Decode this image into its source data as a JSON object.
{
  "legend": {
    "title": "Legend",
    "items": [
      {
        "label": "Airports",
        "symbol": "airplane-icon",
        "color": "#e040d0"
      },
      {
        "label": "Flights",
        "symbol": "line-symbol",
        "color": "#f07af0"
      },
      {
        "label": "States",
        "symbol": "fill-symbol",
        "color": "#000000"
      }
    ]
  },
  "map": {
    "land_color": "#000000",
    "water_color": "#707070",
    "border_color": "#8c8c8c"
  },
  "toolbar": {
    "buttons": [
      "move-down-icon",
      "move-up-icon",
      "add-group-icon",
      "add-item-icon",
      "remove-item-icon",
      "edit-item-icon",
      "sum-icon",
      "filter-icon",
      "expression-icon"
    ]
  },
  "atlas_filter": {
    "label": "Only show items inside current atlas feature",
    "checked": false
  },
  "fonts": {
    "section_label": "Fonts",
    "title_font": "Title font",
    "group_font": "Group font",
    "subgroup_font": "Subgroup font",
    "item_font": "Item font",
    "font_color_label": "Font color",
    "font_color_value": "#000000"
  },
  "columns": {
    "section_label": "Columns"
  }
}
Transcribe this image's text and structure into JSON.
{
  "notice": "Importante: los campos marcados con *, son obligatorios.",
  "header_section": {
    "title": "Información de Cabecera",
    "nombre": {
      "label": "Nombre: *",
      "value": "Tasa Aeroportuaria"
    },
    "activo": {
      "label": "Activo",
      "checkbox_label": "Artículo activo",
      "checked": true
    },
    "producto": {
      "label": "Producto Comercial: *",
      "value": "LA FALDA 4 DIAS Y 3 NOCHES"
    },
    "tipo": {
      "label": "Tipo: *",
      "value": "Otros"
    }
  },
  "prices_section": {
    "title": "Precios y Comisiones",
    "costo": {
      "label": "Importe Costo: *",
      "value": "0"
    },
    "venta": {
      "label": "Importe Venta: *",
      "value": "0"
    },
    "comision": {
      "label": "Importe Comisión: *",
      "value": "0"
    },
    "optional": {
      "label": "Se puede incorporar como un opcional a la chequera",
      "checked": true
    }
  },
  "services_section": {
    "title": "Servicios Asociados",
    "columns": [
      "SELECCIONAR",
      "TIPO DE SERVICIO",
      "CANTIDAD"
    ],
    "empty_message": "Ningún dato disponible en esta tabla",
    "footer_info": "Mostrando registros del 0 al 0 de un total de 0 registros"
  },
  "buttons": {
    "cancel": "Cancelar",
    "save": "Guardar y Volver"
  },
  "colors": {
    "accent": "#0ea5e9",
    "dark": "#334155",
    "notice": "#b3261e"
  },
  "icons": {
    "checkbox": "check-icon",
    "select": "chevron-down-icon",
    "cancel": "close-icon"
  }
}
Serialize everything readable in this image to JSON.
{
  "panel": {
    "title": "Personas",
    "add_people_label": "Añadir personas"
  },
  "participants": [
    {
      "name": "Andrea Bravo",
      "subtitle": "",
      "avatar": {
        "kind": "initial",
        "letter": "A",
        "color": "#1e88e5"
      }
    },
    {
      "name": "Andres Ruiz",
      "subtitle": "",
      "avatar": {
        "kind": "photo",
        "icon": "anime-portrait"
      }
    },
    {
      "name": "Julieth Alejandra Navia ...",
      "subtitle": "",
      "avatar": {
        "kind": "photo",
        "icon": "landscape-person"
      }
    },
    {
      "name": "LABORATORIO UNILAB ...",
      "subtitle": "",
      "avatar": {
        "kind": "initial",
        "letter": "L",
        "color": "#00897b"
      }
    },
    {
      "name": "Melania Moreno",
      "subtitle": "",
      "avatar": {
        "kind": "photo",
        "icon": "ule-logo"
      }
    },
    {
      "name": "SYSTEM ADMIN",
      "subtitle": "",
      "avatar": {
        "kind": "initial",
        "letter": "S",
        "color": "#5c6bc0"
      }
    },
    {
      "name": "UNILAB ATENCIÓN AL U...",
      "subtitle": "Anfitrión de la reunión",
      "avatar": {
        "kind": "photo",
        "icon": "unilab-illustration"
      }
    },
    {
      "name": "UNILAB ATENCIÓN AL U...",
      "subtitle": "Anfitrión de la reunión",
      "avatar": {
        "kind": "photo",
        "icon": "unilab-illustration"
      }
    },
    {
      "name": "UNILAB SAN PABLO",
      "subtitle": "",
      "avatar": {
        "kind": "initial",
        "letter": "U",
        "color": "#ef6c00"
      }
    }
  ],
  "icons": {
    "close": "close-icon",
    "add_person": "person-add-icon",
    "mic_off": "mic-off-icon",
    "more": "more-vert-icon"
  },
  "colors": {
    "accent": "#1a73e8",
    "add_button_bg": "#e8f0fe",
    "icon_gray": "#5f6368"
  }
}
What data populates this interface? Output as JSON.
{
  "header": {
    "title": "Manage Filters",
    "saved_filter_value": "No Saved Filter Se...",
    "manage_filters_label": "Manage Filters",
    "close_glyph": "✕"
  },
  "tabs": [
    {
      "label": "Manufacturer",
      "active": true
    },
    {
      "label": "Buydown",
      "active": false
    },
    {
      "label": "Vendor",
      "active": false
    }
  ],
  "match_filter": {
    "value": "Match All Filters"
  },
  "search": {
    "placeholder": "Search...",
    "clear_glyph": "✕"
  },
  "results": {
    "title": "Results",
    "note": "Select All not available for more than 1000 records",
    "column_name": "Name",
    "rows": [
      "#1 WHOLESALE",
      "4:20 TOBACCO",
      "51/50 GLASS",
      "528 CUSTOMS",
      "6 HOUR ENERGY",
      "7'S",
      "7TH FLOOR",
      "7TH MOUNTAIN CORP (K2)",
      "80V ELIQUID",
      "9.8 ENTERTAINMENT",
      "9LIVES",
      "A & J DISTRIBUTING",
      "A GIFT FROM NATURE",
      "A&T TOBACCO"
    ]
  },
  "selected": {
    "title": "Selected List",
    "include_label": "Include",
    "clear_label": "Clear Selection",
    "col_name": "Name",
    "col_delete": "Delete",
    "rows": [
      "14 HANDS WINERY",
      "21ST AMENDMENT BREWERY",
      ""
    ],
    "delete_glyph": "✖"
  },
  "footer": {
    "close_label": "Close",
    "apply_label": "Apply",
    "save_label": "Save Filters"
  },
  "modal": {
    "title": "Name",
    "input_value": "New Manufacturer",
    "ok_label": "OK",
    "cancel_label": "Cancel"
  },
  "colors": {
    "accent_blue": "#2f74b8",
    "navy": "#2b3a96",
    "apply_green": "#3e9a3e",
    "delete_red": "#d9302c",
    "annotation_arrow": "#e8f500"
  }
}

===

**Instructions to follow:** Pull out each line of the entries that contains "into".

**Task result:**
Decode this image into its source data as a JSON object.
Transcribe this image's text and structure into JSON.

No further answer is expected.